• **TASK PROMPT**
Your task is to repeat the listing exactly.

Chart and figure data
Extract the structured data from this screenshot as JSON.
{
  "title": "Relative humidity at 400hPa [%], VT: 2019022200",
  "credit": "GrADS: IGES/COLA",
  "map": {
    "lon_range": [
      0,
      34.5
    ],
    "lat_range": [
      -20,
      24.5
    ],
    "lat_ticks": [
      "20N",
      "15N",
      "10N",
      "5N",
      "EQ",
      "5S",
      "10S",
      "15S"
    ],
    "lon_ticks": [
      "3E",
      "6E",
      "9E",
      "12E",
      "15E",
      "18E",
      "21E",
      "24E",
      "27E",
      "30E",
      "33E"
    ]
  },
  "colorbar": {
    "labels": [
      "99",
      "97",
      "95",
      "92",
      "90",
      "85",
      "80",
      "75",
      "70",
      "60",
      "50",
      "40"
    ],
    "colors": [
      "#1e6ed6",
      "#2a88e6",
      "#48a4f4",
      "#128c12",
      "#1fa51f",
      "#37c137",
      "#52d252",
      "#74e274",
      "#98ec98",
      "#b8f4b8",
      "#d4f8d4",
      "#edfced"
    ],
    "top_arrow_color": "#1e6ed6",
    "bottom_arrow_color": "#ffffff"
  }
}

• **RESULT OF THE EXERCISE**
Extract the structured data from this screenshot as JSON.
{
  "title": "Relative humidity at 400hPa [%], VT: 2019022200",
  "credit": "GrADS: IGES/COLA",
  "map": {
    "lon_range": [
      0,
      34.5
    ],
    "lat_range": [
      -20,
      24.5
    ],
    "lat_ticks": [
      "20N",
      "15N",
      "10N",
      "5N",
      "EQ",
      "5S",
      "10S",
      "15S"
    ],
    "lon_ticks": [
      "3E",
      "6E",
      "9E",
      "12E",
      "15E",
      "18E",
      "21E",
      "24E",
      "27E",
      "30E",
      "33E"
    ]
  },
  "colorbar": {
    "labels": [
      "99",
      "97",
      "95",
      "92",
      "90",
      "85",
      "80",
      "75",
      "70",
      "60",
      "50",
      "40"
    ],
    "colors": [
      "#1e6ed6",
      "#2a88e6",
      "#48a4f4",
      "#128c12",
      "#1fa51f",
      "#37c137",
      "#52d252",
      "#74e274",
      "#98ec98",
      "#b8f4b8",
      "#d4f8d4",
      "#edfced"
    ],
    "top_arrow_color": "#1e6ed6",
    "bottom_arrow_color": "#ffffff"
  }
}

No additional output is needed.